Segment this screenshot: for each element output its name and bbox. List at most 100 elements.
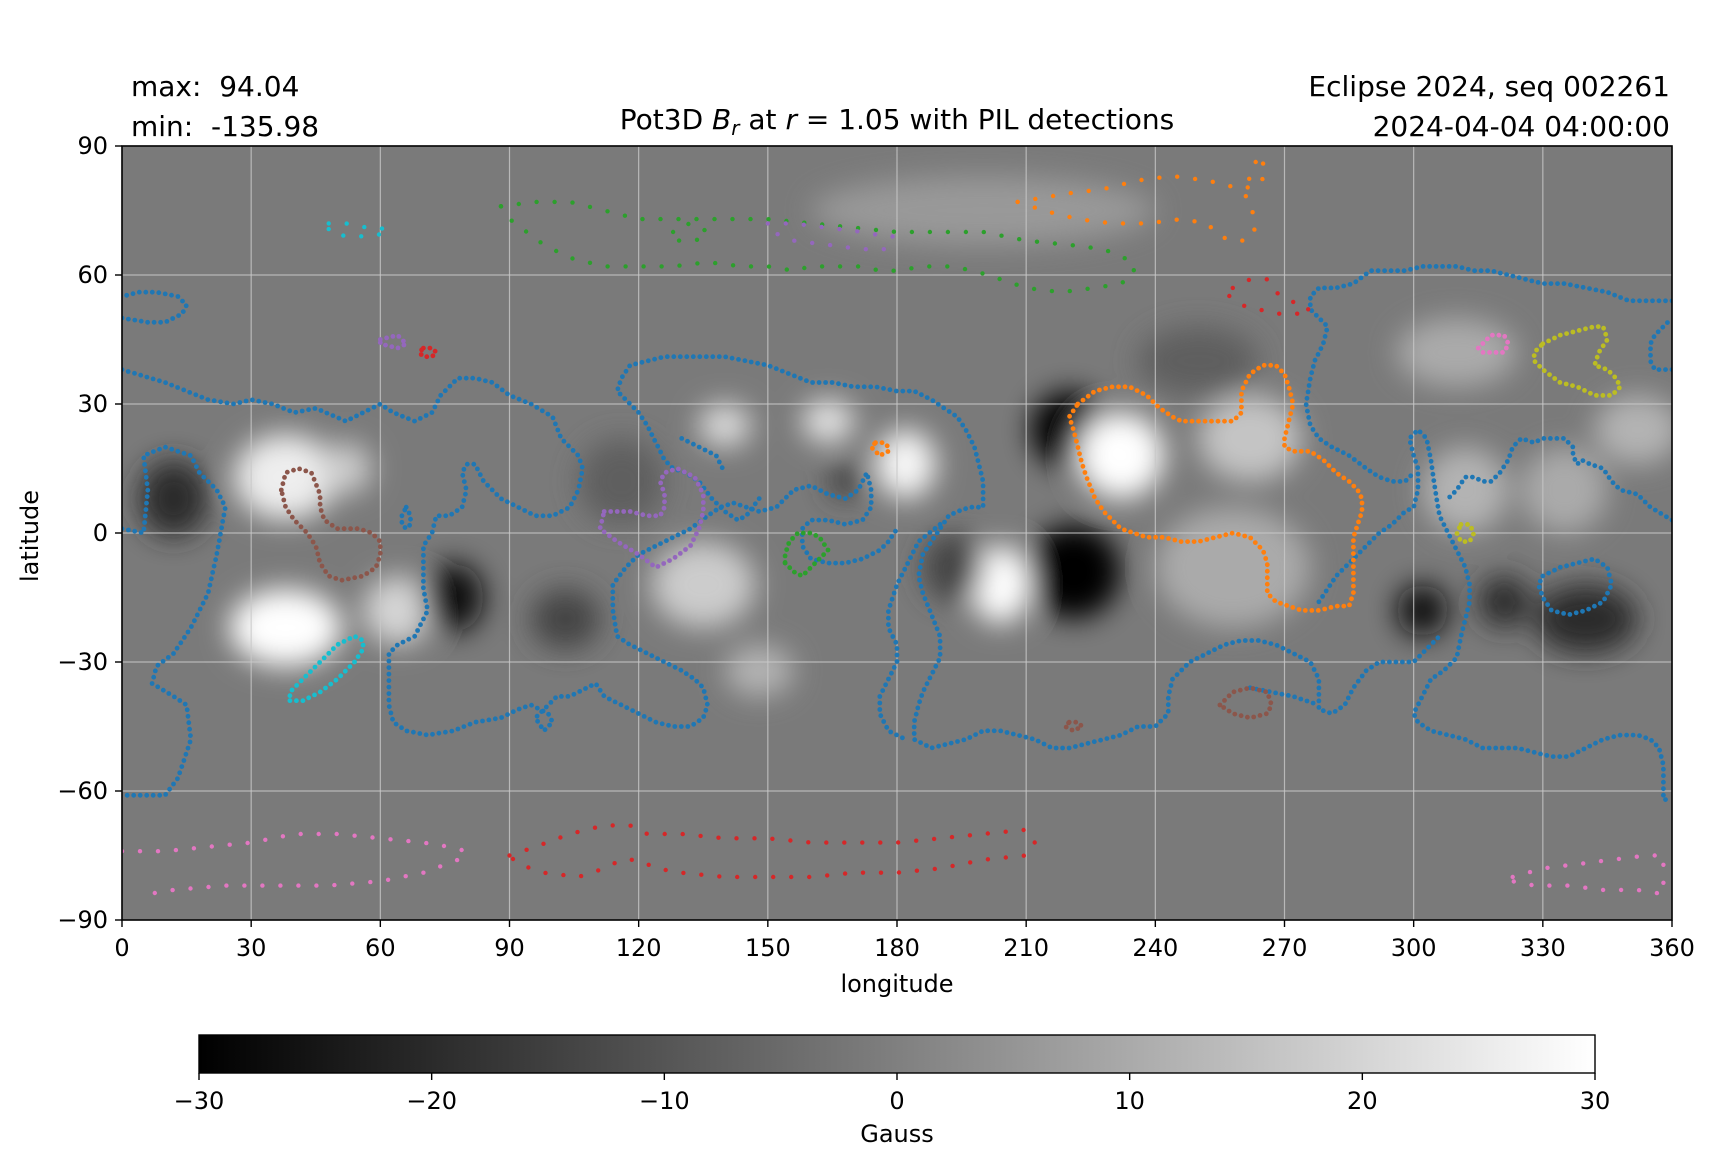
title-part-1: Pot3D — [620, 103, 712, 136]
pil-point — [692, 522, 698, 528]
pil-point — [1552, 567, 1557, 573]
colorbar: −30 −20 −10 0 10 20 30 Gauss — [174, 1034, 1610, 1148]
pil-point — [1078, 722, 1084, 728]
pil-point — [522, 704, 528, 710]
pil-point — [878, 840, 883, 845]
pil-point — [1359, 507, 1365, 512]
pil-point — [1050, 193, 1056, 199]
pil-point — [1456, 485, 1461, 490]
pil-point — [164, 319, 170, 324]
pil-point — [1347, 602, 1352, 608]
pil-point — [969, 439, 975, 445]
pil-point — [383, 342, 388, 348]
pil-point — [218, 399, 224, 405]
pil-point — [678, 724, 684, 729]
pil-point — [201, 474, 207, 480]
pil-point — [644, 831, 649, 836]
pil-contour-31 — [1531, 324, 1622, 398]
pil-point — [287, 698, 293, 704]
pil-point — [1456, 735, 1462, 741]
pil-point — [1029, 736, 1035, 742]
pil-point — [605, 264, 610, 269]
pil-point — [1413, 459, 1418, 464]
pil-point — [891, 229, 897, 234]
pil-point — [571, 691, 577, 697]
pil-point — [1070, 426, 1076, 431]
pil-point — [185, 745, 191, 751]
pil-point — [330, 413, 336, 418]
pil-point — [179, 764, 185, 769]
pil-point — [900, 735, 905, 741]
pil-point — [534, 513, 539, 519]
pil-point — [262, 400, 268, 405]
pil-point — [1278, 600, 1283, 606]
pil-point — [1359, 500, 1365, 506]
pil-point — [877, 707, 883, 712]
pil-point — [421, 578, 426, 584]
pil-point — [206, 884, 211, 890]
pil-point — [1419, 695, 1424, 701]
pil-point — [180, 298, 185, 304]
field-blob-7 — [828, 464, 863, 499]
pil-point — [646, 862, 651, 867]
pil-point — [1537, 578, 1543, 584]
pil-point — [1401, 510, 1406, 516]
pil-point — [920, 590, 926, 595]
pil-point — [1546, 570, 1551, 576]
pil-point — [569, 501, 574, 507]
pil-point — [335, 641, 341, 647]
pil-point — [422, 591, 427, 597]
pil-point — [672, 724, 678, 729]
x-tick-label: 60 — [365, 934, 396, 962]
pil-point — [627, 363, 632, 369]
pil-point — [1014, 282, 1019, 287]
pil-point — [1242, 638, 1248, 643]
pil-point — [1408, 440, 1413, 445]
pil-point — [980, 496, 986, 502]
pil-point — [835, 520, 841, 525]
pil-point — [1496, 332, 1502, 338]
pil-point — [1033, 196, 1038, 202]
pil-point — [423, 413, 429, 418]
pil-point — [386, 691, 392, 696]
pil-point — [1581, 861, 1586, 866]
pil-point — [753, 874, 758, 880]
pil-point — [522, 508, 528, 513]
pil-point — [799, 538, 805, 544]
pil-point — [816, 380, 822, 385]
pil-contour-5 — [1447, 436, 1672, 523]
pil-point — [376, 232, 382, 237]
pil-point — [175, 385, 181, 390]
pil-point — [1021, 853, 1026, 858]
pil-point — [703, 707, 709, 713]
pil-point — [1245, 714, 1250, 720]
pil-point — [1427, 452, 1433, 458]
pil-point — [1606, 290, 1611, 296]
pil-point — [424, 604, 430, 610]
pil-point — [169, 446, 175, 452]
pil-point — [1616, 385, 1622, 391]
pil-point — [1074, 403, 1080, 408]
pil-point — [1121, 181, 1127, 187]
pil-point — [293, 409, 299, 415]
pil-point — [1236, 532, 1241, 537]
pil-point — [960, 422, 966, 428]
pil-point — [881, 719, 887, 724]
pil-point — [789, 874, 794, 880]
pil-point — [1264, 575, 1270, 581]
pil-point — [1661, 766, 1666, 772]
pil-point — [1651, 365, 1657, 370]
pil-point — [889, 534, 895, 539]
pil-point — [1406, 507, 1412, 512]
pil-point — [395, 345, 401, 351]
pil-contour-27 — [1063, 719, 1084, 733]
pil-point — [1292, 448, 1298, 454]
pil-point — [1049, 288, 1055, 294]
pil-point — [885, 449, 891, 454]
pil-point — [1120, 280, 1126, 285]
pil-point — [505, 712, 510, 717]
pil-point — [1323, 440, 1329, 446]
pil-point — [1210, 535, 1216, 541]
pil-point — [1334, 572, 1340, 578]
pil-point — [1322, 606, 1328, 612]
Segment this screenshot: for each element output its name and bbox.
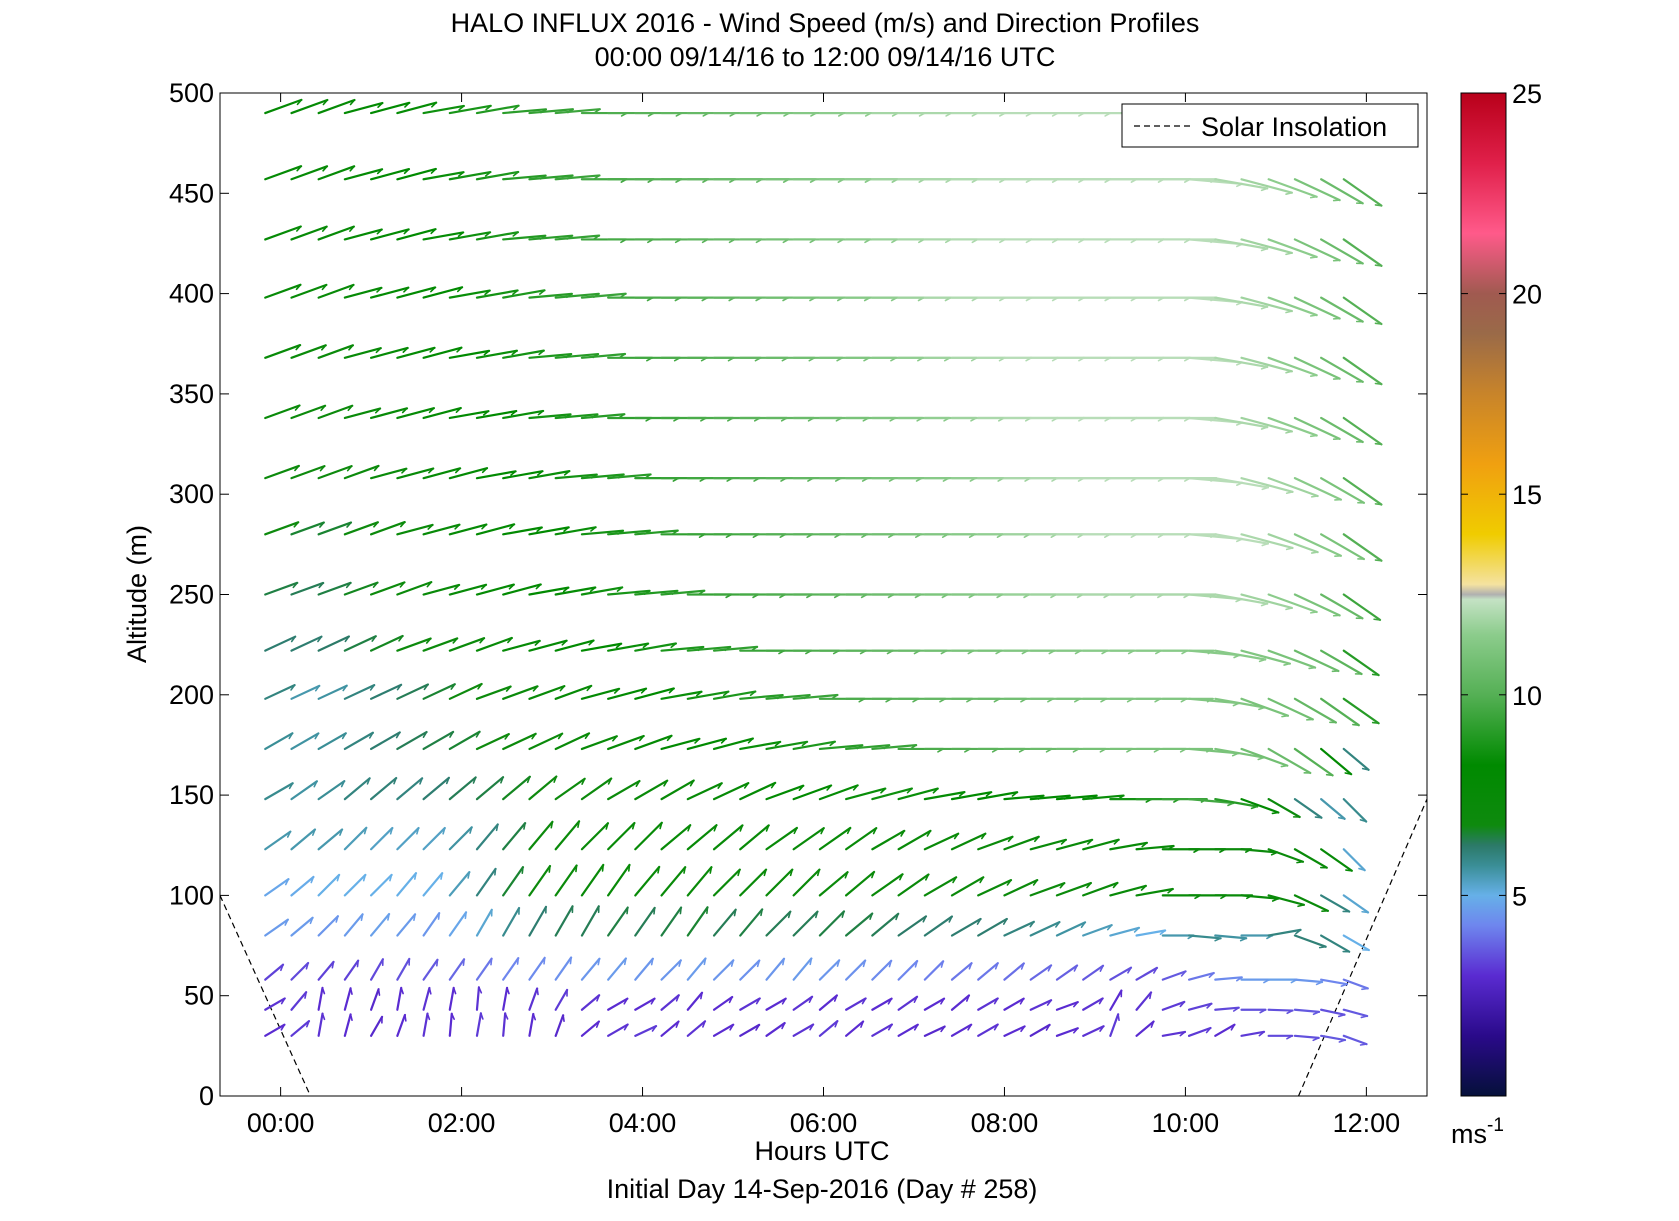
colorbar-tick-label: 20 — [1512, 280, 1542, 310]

▶ [REQUIRED TASK]: Please copy all of the data above line for line, with no changes, and leave the pictures out.

▶ [RESULT OF THIS TASK]:
Segment this screenshot: for each element output its name and bbox. List at most 100 elements.
title-part-1: Pot3D — [620, 103, 712, 136]
pil-point — [692, 522, 698, 528]
pil-point — [1552, 567, 1557, 573]
colorbar: −30 −20 −10 0 10 20 30 Gauss — [174, 1034, 1610, 1148]
pil-point — [1078, 722, 1084, 728]
pil-point — [522, 704, 528, 710]
pil-point — [878, 840, 883, 845]
pil-point — [1359, 507, 1365, 512]
pil-point — [1050, 193, 1056, 199]
pil-point — [1456, 485, 1461, 490]
pil-point — [164, 319, 170, 324]
pil-point — [1347, 602, 1352, 608]
pil-point — [969, 439, 975, 445]
pil-point — [383, 342, 388, 348]
pil-point — [218, 399, 224, 405]
pil-point — [678, 724, 684, 729]
pil-point — [201, 474, 207, 480]
pil-point — [644, 831, 649, 836]
pil-contour-31 — [1531, 324, 1622, 398]
pil-point — [287, 698, 293, 704]
pil-point — [1456, 735, 1462, 741]
pil-point — [1029, 736, 1035, 742]
pil-point — [605, 264, 610, 269]
pil-point — [1413, 459, 1418, 464]
pil-point — [891, 229, 897, 234]
pil-point — [571, 691, 577, 697]
pil-point — [1070, 426, 1076, 431]
pil-point — [185, 745, 191, 751]
pil-point — [330, 413, 336, 418]
pil-point — [179, 764, 185, 769]
pil-point — [900, 735, 905, 741]
pil-point — [534, 513, 539, 519]
pil-point — [262, 400, 268, 405]
pil-point — [1278, 600, 1283, 606]
pil-point — [1359, 500, 1365, 506]
pil-point — [877, 707, 883, 712]
pil-point — [421, 578, 426, 584]
pil-point — [206, 884, 211, 890]
pil-point — [1419, 695, 1424, 701]
pil-point — [180, 298, 185, 304]
field-blob-7 — [828, 464, 863, 499]
pil-point — [646, 862, 651, 867]
pil-point — [1537, 578, 1543, 584]
pil-point — [1401, 510, 1406, 516]
pil-point — [920, 590, 926, 595]
pil-point — [1546, 570, 1551, 576]
pil-point — [569, 501, 574, 507]
pil-point — [335, 641, 341, 647]
pil-point — [422, 591, 427, 597]
pil-point — [672, 724, 678, 729]
x-tick-label: 60 — [365, 934, 396, 962]
pil-point — [627, 363, 632, 369]
pil-point — [1014, 282, 1019, 287]
pil-point — [1242, 638, 1248, 643]
pil-point — [1408, 440, 1413, 445]
pil-point — [980, 496, 986, 502]
pil-point — [835, 520, 841, 525]
pil-point — [1496, 332, 1502, 338]
pil-point — [1033, 196, 1038, 202]
pil-point — [423, 413, 429, 418]
pil-point — [386, 691, 392, 696]
pil-point — [1581, 861, 1586, 866]
pil-point — [753, 874, 758, 880]
pil-point — [522, 508, 528, 513]
pil-point — [799, 538, 805, 544]
pil-point — [816, 380, 822, 385]
pil-contour-5 — [1447, 436, 1672, 523]
pil-point — [376, 232, 382, 237]
pil-point — [175, 385, 181, 390]
pil-point — [1021, 853, 1026, 858]
pil-point — [703, 707, 709, 713]
pil-point — [1245, 714, 1250, 720]
pil-point — [1427, 452, 1433, 458]
pil-point — [1606, 290, 1611, 296]
pil-point — [424, 604, 430, 610]
pil-point — [169, 446, 175, 452]
pil-point — [1616, 385, 1622, 391]
pil-point — [1074, 403, 1080, 408]
pil-point — [1121, 181, 1127, 187]
pil-point — [293, 409, 299, 415]
pil-point — [1236, 532, 1241, 537]
pil-point — [960, 422, 966, 428]
pil-point — [881, 719, 887, 724]
pil-point — [789, 874, 794, 880]
pil-point — [1264, 575, 1270, 581]
pil-point — [1661, 766, 1666, 772]
pil-point — [1651, 365, 1657, 370]
pil-point — [889, 534, 895, 539]
pil-point — [1406, 507, 1412, 512]
pil-point — [395, 345, 401, 351]
pil-contour-27 — [1063, 719, 1084, 733]
pil-point — [1292, 448, 1298, 454]
pil-point — [1049, 288, 1055, 294]
pil-point — [885, 449, 891, 454]
pil-point — [1120, 280, 1126, 285]
pil-point — [505, 712, 510, 717]
pil-point — [1323, 440, 1329, 446]
pil-point — [1210, 535, 1216, 541]
pil-point — [1334, 572, 1340, 578]
pil-point — [1322, 606, 1328, 612]
Segment this screenshot: for each element output its name and bbox.
colorbar-tick-label: 20 — [1512, 280, 1542, 310]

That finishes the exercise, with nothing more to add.